=== Exercise input ===
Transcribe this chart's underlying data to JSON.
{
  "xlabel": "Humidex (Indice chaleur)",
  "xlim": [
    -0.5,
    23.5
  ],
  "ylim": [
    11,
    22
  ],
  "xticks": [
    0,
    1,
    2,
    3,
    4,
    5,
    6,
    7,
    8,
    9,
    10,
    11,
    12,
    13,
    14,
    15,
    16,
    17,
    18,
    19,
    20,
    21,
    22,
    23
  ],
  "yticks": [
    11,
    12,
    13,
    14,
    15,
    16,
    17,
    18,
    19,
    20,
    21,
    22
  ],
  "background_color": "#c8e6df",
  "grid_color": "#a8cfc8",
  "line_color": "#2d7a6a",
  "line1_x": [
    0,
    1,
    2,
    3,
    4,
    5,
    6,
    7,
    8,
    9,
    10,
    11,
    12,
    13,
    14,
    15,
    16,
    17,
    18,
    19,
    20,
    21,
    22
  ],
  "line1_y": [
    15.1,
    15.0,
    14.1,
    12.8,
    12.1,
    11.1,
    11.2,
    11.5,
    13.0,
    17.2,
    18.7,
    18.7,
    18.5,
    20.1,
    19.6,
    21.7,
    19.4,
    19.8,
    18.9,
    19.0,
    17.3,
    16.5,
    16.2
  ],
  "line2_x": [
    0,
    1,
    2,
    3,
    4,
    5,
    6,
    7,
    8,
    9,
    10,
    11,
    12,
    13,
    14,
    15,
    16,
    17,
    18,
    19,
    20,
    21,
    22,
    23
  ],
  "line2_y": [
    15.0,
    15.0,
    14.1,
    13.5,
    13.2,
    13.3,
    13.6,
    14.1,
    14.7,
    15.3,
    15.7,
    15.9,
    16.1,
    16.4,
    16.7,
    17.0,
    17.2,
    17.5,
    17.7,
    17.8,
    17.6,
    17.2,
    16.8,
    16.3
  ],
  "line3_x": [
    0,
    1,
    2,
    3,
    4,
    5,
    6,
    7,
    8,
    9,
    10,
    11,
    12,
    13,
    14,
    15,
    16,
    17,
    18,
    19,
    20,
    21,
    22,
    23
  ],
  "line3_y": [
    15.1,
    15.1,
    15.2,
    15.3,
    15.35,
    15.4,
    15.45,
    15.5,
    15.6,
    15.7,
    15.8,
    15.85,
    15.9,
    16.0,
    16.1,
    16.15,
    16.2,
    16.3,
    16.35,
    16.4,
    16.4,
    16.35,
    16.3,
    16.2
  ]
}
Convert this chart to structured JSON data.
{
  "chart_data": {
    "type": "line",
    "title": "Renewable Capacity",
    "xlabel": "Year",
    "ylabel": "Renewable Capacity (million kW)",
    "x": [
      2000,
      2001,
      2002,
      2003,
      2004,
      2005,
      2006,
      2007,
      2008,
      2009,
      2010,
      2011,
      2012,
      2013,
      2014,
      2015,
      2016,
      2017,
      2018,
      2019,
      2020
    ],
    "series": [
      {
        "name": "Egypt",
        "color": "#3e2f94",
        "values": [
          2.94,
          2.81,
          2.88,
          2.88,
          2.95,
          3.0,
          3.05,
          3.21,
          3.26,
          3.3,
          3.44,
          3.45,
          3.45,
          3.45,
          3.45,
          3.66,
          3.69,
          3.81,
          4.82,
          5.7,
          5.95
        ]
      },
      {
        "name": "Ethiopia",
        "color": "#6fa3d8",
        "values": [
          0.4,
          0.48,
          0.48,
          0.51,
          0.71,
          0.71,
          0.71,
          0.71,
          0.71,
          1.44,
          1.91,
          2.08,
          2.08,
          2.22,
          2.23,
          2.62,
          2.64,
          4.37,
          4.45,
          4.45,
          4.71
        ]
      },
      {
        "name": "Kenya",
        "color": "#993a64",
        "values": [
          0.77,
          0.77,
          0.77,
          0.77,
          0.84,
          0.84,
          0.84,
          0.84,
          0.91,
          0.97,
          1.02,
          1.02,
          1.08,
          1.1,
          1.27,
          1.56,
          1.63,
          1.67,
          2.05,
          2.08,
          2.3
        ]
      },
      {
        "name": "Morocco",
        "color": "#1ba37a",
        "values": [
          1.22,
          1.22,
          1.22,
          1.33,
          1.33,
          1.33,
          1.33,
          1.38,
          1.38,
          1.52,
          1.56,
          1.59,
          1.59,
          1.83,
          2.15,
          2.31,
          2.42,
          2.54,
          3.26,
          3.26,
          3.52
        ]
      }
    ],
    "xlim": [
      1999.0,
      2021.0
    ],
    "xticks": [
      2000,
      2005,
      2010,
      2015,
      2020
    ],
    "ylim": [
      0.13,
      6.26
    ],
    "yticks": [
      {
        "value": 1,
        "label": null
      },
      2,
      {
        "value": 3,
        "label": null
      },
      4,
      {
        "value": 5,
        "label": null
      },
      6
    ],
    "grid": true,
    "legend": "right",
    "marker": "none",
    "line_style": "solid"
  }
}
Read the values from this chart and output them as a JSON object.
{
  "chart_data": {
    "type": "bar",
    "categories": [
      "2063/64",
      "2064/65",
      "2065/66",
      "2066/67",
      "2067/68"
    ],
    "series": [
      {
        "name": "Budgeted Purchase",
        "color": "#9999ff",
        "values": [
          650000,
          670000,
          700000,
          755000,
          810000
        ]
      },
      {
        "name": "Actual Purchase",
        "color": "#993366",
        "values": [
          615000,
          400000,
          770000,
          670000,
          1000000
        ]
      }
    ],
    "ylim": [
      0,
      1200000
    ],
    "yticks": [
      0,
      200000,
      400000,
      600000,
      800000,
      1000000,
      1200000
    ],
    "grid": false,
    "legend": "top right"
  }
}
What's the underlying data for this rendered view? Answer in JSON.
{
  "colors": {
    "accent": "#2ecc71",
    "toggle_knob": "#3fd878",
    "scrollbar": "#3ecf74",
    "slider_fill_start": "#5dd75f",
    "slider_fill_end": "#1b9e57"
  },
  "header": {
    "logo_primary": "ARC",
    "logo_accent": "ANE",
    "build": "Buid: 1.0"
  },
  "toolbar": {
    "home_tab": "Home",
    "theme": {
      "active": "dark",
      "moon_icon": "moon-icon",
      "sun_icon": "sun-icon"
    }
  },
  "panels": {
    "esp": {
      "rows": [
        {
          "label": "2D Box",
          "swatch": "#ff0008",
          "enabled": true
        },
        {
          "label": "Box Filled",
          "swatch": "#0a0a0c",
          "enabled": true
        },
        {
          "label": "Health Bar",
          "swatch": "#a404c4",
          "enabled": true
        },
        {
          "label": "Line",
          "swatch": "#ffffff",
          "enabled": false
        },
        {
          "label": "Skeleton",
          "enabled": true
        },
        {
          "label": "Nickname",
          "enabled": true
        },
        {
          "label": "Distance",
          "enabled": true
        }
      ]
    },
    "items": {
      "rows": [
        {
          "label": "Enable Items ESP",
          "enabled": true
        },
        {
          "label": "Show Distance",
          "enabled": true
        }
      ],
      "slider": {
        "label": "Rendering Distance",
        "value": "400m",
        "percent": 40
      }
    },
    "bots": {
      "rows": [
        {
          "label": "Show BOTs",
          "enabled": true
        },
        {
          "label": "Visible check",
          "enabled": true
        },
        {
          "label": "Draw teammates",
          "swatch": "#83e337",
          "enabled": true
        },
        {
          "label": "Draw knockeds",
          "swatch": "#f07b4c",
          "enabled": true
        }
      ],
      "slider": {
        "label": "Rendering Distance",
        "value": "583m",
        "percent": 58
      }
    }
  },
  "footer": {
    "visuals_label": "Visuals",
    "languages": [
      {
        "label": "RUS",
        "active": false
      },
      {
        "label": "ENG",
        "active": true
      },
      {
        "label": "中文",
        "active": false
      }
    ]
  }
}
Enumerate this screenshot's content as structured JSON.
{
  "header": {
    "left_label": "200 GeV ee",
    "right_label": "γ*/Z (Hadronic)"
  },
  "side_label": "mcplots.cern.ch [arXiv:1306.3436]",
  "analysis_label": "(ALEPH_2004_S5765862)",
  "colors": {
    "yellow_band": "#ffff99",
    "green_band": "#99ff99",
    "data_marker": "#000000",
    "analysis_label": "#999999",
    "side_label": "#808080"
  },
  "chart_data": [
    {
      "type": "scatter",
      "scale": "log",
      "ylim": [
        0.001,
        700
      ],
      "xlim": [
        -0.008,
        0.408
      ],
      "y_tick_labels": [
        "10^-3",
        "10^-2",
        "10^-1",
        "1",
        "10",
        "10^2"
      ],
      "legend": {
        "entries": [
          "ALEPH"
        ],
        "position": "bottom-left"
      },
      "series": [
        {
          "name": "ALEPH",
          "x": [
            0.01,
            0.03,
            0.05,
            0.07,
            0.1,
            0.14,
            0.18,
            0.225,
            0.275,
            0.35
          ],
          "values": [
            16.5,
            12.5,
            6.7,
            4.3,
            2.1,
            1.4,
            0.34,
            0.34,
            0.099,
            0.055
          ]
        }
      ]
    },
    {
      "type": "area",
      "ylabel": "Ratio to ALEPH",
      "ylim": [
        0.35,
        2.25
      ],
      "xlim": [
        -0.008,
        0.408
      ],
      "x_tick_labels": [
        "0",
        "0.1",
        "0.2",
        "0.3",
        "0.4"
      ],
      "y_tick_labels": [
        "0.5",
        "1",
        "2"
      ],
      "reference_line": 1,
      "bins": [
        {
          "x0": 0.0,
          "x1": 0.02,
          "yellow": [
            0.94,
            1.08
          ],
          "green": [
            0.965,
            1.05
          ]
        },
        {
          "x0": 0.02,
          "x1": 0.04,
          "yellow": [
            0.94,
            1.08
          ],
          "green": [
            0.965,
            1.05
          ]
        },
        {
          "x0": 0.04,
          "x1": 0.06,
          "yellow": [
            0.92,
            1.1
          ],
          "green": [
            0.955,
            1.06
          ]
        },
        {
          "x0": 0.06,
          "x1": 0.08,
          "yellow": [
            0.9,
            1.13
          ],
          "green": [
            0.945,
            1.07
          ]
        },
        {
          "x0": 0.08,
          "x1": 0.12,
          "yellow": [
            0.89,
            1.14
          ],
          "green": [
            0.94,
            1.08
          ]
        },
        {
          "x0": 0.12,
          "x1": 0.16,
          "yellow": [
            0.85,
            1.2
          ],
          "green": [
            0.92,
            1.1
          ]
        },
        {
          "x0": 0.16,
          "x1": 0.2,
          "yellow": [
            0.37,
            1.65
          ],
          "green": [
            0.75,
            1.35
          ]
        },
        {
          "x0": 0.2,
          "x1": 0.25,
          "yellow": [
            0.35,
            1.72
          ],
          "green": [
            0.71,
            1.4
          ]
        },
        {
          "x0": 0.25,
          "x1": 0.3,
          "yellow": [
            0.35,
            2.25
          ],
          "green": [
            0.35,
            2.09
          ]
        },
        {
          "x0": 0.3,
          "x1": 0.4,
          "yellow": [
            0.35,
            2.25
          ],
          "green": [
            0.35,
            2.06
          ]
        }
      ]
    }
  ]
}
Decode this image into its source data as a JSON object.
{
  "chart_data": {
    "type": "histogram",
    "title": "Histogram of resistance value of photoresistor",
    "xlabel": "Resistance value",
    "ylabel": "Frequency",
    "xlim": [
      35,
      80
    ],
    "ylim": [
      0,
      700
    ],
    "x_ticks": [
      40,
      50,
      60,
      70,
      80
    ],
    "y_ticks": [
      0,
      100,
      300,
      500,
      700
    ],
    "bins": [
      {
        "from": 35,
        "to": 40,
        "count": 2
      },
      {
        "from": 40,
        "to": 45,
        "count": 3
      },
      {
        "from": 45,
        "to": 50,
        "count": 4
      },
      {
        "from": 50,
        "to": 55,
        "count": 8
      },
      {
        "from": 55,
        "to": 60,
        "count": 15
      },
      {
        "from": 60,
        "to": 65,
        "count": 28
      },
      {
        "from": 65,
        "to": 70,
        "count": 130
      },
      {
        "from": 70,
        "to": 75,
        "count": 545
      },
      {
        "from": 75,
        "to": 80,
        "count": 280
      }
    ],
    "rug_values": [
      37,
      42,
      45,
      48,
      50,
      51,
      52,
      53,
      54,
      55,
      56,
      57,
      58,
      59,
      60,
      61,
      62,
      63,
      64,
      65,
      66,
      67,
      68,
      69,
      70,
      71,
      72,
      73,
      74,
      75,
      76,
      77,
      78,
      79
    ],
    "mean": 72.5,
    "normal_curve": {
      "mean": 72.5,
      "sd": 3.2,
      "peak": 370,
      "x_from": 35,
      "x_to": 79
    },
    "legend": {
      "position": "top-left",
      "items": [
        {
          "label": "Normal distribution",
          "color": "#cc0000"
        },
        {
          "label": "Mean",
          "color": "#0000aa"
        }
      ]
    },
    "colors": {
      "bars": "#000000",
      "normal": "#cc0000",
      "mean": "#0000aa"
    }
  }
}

=== Work instructions ===
What is the number of lines above that hold the string "xlabel"? Answer with that number alone.

=== Task solution ===
3